A living man cannot, in his right mind, bear the idea of standing still, that is to say, standing still so as to have no spiritual work going on within; and still less can he bear the idea of going backward. He wants to go forward. He is often dissatisfied with his state; he feels how little he knows; he is well certified of the shallowness of his attainments in the divine life, as well as of the ignorance and the blindness that are in him; and therefore, labouring under the feeling of his own shortcomings for the past, his helplessness for the present, and his ignorance for the future, he wants to go forward wholly and solely in the strength of the Lord, to be led, guided, directed, kept, not by the wisdom and power of the creature, but by the supernatural entrance of light and truth into his soul.

• Data lines:
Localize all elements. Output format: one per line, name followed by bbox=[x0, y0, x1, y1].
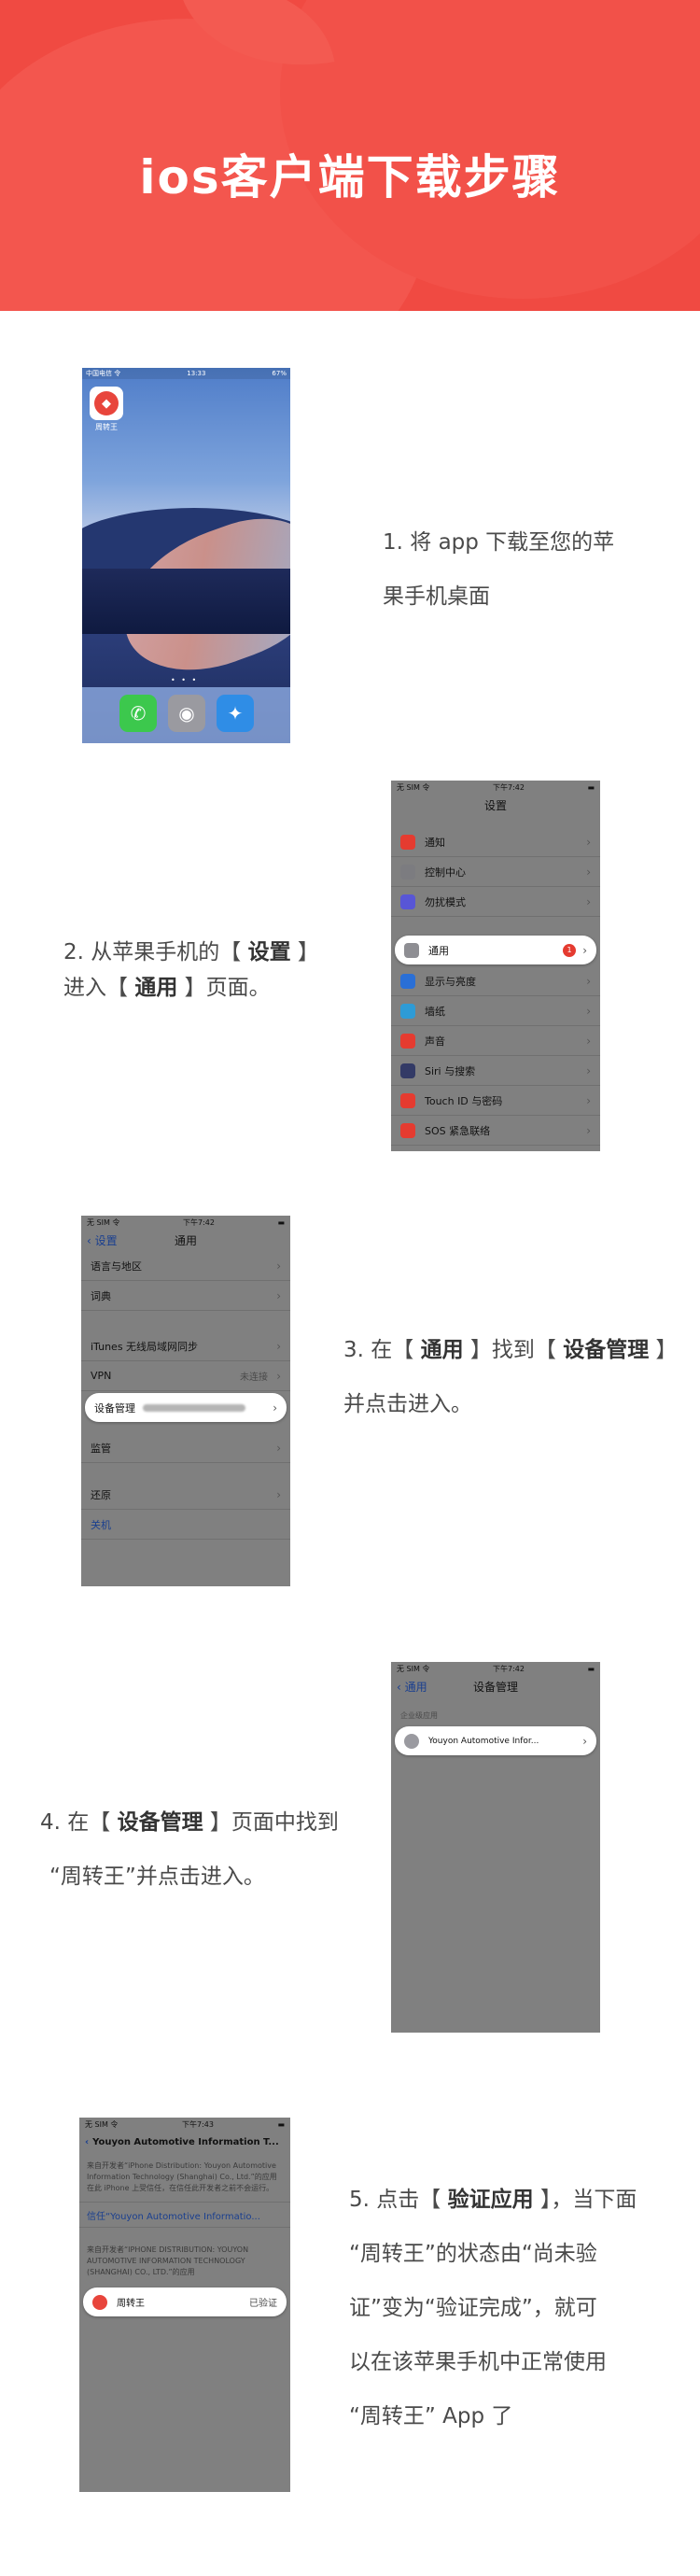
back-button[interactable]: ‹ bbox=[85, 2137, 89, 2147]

• Task directions: Please continue the passage about a living man's longing to go forward in the divine life, picking up after its final sentence.

• Solved problem:
The mercy-seat is continually covered with clouds; God hideth himself, and he cannot behold him; the truth seems obscured so that he cannot realise it. He often cannot find his way to Christ; he cannot perceive the path of life, nor whether his feet are in that path. He sees so few marks of grace in his soul, and feels so powerfully the workings of sin and corruption; he finds so few things for him and so many things against him, that he often staggers, and is perplexed in his mind, and seems almost to come to a feeling in his heart, that he is destitute of the grace of God altogether, that the secret of the Lord is not with him, but that he is a hypocrite in Zion, who has never had even the beginning of wisdom communicated to his soul.

J. C. Philpot 1802-1869

12th February

“In whom we have redemption through his blood,
even the forgiveness of sins.”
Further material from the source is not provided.